== Given exercise ==
Each entry below is to be written out exactly, and the pictures are to be left out.
--- START Task input ---
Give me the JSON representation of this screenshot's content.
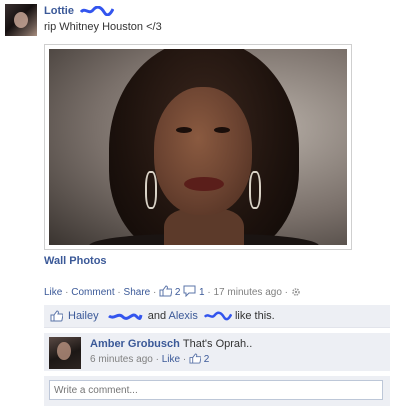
{
  "post": {
    "author": "Lottie",
    "status_text": "rip Whitney Houston </3",
    "album_link": "Wall Photos"
  },
  "actions": {
    "like_label": "Like",
    "comment_label": "Comment",
    "share_label": "Share",
    "like_count": "2",
    "comment_count": "1",
    "timestamp": "17 minutes ago",
    "separator": "·"
  },
  "likes": {
    "liker_one": "Hailey",
    "connector": "and",
    "liker_two": "Alexis",
    "suffix": "like this."
  },
  "comment": {
    "author": "Amber Grobusch",
    "text": "That's Oprah..",
    "timestamp": "6 minutes ago",
    "like_label": "Like",
    "like_count": "2"
  },
  "composer": {
    "placeholder": "Write a comment..."
  },
  "colors": {
    "link": "#3b5998",
    "scribble": "#3355ee",
    "panel_bg": "#edeff4"
  }
}
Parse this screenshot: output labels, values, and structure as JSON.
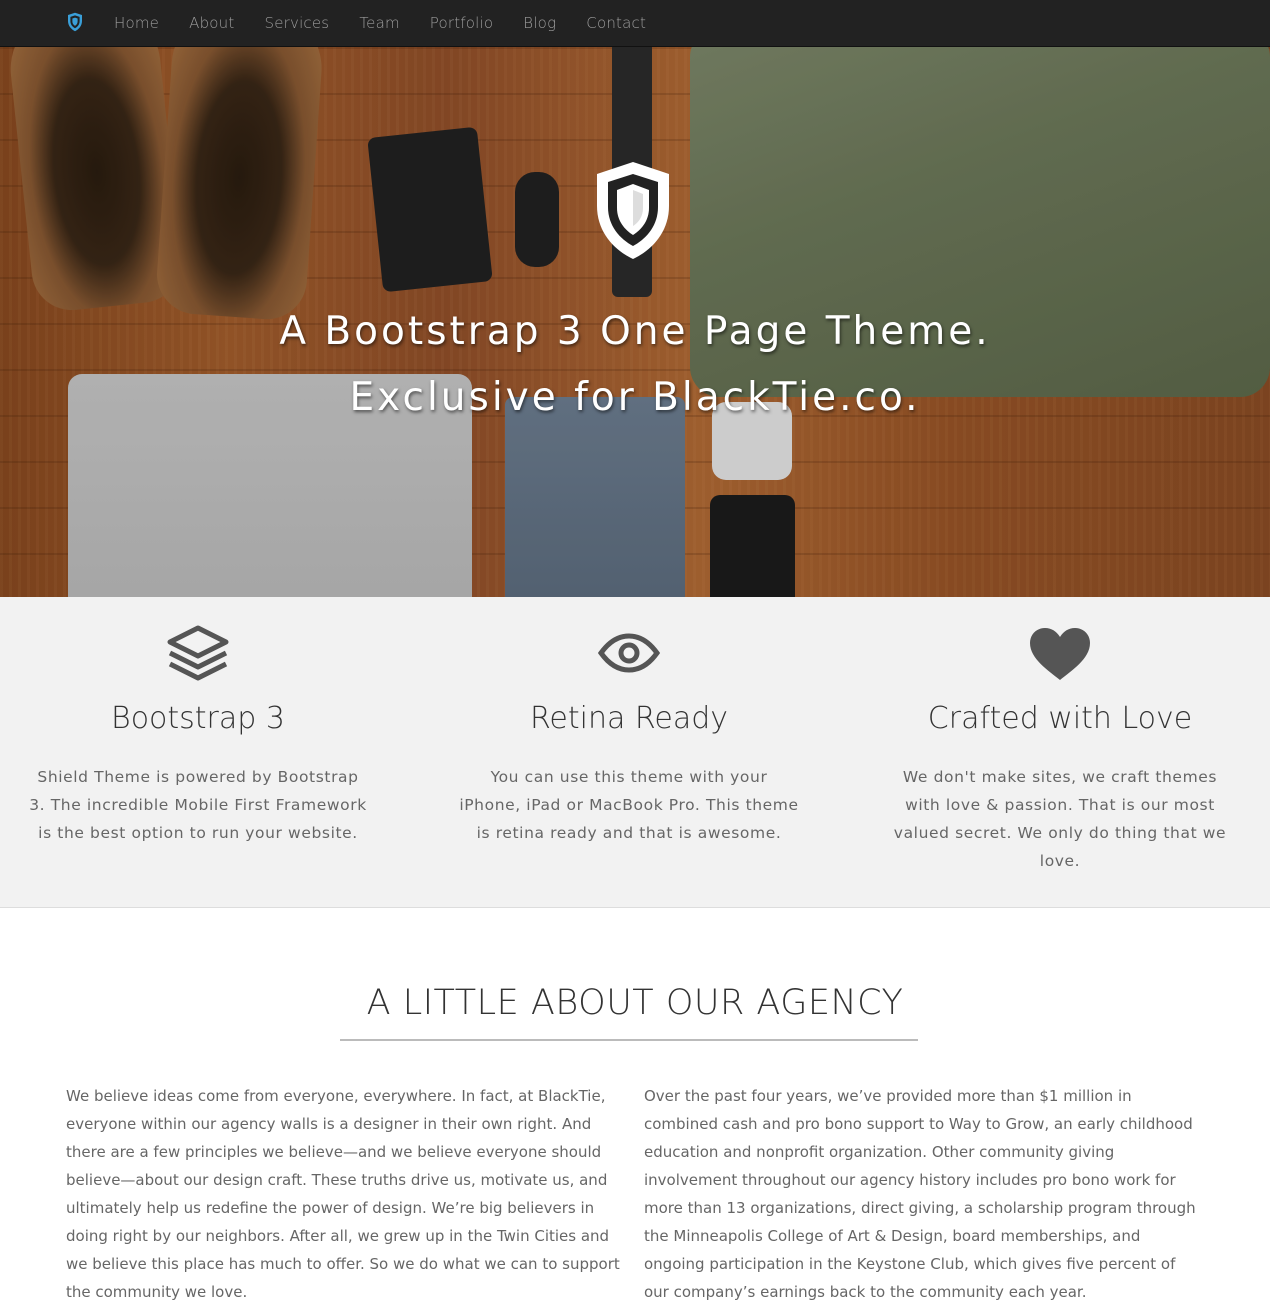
--- END Task input ---
== Result of the task ==
Give me the JSON representation of this screenshot's content.
{
  "post": {
    "author": "Lottie",
    "status_text": "rip Whitney Houston </3",
    "album_link": "Wall Photos"
  },
  "actions": {
    "like_label": "Like",
    "comment_label": "Comment",
    "share_label": "Share",
    "like_count": "2",
    "comment_count": "1",
    "timestamp": "17 minutes ago",
    "separator": "·"
  },
  "likes": {
    "liker_one": "Hailey",
    "connector": "and",
    "liker_two": "Alexis",
    "suffix": "like this."
  },
  "comment": {
    "author": "Amber Grobusch",
    "text": "That's Oprah..",
    "timestamp": "6 minutes ago",
    "like_label": "Like",
    "like_count": "2"
  },
  "composer": {
    "placeholder": "Write a comment..."
  },
  "colors": {
    "link": "#3b5998",
    "scribble": "#3355ee",
    "panel_bg": "#edeff4"
  }
}
Parse this screenshot: output labels, values, and structure as JSON.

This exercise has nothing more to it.